### Exercise task:
Your task is to transcribe the data in full.

### Information shown:
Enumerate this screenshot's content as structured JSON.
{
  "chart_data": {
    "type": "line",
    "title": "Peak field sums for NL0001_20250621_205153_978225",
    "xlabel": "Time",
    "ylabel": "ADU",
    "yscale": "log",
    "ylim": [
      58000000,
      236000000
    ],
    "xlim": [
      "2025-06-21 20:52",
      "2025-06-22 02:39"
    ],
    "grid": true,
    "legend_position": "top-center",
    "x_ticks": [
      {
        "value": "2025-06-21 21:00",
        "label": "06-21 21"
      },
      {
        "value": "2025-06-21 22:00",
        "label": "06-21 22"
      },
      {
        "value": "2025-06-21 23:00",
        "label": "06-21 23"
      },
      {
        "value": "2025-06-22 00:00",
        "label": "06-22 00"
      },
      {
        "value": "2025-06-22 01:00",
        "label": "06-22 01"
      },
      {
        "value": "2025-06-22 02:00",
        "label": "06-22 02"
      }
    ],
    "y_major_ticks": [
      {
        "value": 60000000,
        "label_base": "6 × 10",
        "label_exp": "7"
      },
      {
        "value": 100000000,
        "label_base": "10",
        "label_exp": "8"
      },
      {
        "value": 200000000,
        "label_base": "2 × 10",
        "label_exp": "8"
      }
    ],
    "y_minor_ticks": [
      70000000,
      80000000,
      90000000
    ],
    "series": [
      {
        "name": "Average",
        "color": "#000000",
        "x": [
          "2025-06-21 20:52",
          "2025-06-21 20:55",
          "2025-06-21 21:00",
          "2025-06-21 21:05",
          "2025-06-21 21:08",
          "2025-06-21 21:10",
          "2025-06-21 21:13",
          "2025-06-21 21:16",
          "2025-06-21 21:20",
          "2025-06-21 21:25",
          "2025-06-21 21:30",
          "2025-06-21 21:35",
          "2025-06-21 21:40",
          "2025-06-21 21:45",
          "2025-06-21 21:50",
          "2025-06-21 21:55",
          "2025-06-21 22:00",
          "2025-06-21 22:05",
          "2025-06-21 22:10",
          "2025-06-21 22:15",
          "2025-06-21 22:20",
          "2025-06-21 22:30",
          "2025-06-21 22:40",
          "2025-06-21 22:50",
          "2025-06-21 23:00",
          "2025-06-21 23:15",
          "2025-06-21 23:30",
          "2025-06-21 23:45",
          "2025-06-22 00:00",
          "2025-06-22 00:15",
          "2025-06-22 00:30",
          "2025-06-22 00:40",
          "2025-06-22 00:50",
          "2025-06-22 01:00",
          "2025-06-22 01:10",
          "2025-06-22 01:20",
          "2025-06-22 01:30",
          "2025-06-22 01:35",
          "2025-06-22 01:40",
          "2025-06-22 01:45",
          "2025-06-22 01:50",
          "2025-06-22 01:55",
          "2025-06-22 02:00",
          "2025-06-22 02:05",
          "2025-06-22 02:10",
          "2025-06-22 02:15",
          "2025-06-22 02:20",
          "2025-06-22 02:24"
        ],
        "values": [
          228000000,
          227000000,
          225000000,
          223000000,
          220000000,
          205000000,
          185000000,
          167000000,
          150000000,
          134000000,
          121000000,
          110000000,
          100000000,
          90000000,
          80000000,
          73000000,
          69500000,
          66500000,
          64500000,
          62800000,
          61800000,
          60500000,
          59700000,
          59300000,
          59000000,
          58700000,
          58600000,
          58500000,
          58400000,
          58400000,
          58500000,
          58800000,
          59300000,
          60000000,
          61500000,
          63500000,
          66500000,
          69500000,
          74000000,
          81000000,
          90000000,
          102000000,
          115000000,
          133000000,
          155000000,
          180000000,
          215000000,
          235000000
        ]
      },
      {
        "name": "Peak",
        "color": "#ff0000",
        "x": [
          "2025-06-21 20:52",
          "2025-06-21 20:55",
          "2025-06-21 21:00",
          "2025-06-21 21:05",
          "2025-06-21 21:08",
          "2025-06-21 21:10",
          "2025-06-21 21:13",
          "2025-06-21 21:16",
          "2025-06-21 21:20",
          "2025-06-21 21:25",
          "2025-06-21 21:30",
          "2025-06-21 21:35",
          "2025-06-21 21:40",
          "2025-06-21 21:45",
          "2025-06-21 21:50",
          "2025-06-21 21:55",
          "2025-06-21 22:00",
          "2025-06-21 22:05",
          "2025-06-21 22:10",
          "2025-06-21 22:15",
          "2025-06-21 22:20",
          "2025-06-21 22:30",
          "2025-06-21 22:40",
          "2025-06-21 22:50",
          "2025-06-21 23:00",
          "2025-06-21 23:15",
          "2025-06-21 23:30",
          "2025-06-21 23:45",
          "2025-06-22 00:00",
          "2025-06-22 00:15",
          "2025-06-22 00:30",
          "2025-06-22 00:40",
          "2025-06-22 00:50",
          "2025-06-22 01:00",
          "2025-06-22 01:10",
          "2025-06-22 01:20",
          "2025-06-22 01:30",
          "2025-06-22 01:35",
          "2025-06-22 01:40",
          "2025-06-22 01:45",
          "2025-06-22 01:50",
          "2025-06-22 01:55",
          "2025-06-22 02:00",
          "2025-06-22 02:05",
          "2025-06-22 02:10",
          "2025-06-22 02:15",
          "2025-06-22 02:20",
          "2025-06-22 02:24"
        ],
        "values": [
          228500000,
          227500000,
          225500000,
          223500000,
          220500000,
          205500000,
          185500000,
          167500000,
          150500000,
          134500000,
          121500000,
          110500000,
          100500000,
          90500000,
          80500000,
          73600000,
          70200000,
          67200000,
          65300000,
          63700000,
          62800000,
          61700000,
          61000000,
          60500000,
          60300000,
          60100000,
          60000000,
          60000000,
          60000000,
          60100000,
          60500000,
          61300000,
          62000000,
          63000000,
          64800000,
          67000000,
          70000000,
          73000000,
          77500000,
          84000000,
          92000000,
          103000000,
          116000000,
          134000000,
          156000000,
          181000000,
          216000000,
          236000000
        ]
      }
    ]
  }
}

### Solution to this task:
Enumerate this screenshot's content as structured JSON.
{
  "chart_data": {
    "type": "line",
    "title": "Peak field sums for NL0001_20250621_205153_978225",
    "xlabel": "Time",
    "ylabel": "ADU",
    "yscale": "log",
    "ylim": [
      58000000,
      236000000
    ],
    "xlim": [
      "2025-06-21 20:52",
      "2025-06-22 02:39"
    ],
    "grid": true,
    "legend_position": "top-center",
    "x_ticks": [
      {
        "value": "2025-06-21 21:00",
        "label": "06-21 21"
      },
      {
        "value": "2025-06-21 22:00",
        "label": "06-21 22"
      },
      {
        "value": "2025-06-21 23:00",
        "label": "06-21 23"
      },
      {
        "value": "2025-06-22 00:00",
        "label": "06-22 00"
      },
      {
        "value": "2025-06-22 01:00",
        "label": "06-22 01"
      },
      {
        "value": "2025-06-22 02:00",
        "label": "06-22 02"
      }
    ],
    "y_major_ticks": [
      {
        "value": 60000000,
        "label_base": "6 × 10",
        "label_exp": "7"
      },
      {
        "value": 100000000,
        "label_base": "10",
        "label_exp": "8"
      },
      {
        "value": 200000000,
        "label_base": "2 × 10",
        "label_exp": "8"
      }
    ],
    "y_minor_ticks": [
      70000000,
      80000000,
      90000000
    ],
    "series": [
      {
        "name": "Average",
        "color": "#000000",
        "x": [
          "2025-06-21 20:52",
          "2025-06-21 20:55",
          "2025-06-21 21:00",
          "2025-06-21 21:05",
          "2025-06-21 21:08",
          "2025-06-21 21:10",
          "2025-06-21 21:13",
          "2025-06-21 21:16",
          "2025-06-21 21:20",
          "2025-06-21 21:25",
          "2025-06-21 21:30",
          "2025-06-21 21:35",
          "2025-06-21 21:40",
          "2025-06-21 21:45",
          "2025-06-21 21:50",
          "2025-06-21 21:55",
          "2025-06-21 22:00",
          "2025-06-21 22:05",
          "2025-06-21 22:10",
          "2025-06-21 22:15",
          "2025-06-21 22:20",
          "2025-06-21 22:30",
          "2025-06-21 22:40",
          "2025-06-21 22:50",
          "2025-06-21 23:00",
          "2025-06-21 23:15",
          "2025-06-21 23:30",
          "2025-06-21 23:45",
          "2025-06-22 00:00",
          "2025-06-22 00:15",
          "2025-06-22 00:30",
          "2025-06-22 00:40",
          "2025-06-22 00:50",
          "2025-06-22 01:00",
          "2025-06-22 01:10",
          "2025-06-22 01:20",
          "2025-06-22 01:30",
          "2025-06-22 01:35",
          "2025-06-22 01:40",
          "2025-06-22 01:45",
          "2025-06-22 01:50",
          "2025-06-22 01:55",
          "2025-06-22 02:00",
          "2025-06-22 02:05",
          "2025-06-22 02:10",
          "2025-06-22 02:15",
          "2025-06-22 02:20",
          "2025-06-22 02:24"
        ],
        "values": [
          228000000,
          227000000,
          225000000,
          223000000,
          220000000,
          205000000,
          185000000,
          167000000,
          150000000,
          134000000,
          121000000,
          110000000,
          100000000,
          90000000,
          80000000,
          73000000,
          69500000,
          66500000,
          64500000,
          62800000,
          61800000,
          60500000,
          59700000,
          59300000,
          59000000,
          58700000,
          58600000,
          58500000,
          58400000,
          58400000,
          58500000,
          58800000,
          59300000,
          60000000,
          61500000,
          63500000,
          66500000,
          69500000,
          74000000,
          81000000,
          90000000,
          102000000,
          115000000,
          133000000,
          155000000,
          180000000,
          215000000,
          235000000
        ]
      },
      {
        "name": "Peak",
        "color": "#ff0000",
        "x": [
          "2025-06-21 20:52",
          "2025-06-21 20:55",
          "2025-06-21 21:00",
          "2025-06-21 21:05",
          "2025-06-21 21:08",
          "2025-06-21 21:10",
          "2025-06-21 21:13",
          "2025-06-21 21:16",
          "2025-06-21 21:20",
          "2025-06-21 21:25",
          "2025-06-21 21:30",
          "2025-06-21 21:35",
          "2025-06-21 21:40",
          "2025-06-21 21:45",
          "2025-06-21 21:50",
          "2025-06-21 21:55",
          "2025-06-21 22:00",
          "2025-06-21 22:05",
          "2025-06-21 22:10",
          "2025-06-21 22:15",
          "2025-06-21 22:20",
          "2025-06-21 22:30",
          "2025-06-21 22:40",
          "2025-06-21 22:50",
          "2025-06-21 23:00",
          "2025-06-21 23:15",
          "2025-06-21 23:30",
          "2025-06-21 23:45",
          "2025-06-22 00:00",
          "2025-06-22 00:15",
          "2025-06-22 00:30",
          "2025-06-22 00:40",
          "2025-06-22 00:50",
          "2025-06-22 01:00",
          "2025-06-22 01:10",
          "2025-06-22 01:20",
          "2025-06-22 01:30",
          "2025-06-22 01:35",
          "2025-06-22 01:40",
          "2025-06-22 01:45",
          "2025-06-22 01:50",
          "2025-06-22 01:55",
          "2025-06-22 02:00",
          "2025-06-22 02:05",
          "2025-06-22 02:10",
          "2025-06-22 02:15",
          "2025-06-22 02:20",
          "2025-06-22 02:24"
        ],
        "values": [
          228500000,
          227500000,
          225500000,
          223500000,
          220500000,
          205500000,
          185500000,
          167500000,
          150500000,
          134500000,
          121500000,
          110500000,
          100500000,
          90500000,
          80500000,
          73600000,
          70200000,
          67200000,
          65300000,
          63700000,
          62800000,
          61700000,
          61000000,
          60500000,
          60300000,
          60100000,
          60000000,
          60000000,
          60000000,
          60100000,
          60500000,
          61300000,
          62000000,
          63000000,
          64800000,
          67000000,
          70000000,
          73000000,
          77500000,
          84000000,
          92000000,
          103000000,
          116000000,
          134000000,
          156000000,
          181000000,
          216000000,
          236000000
        ]
      }
    ]
  }
}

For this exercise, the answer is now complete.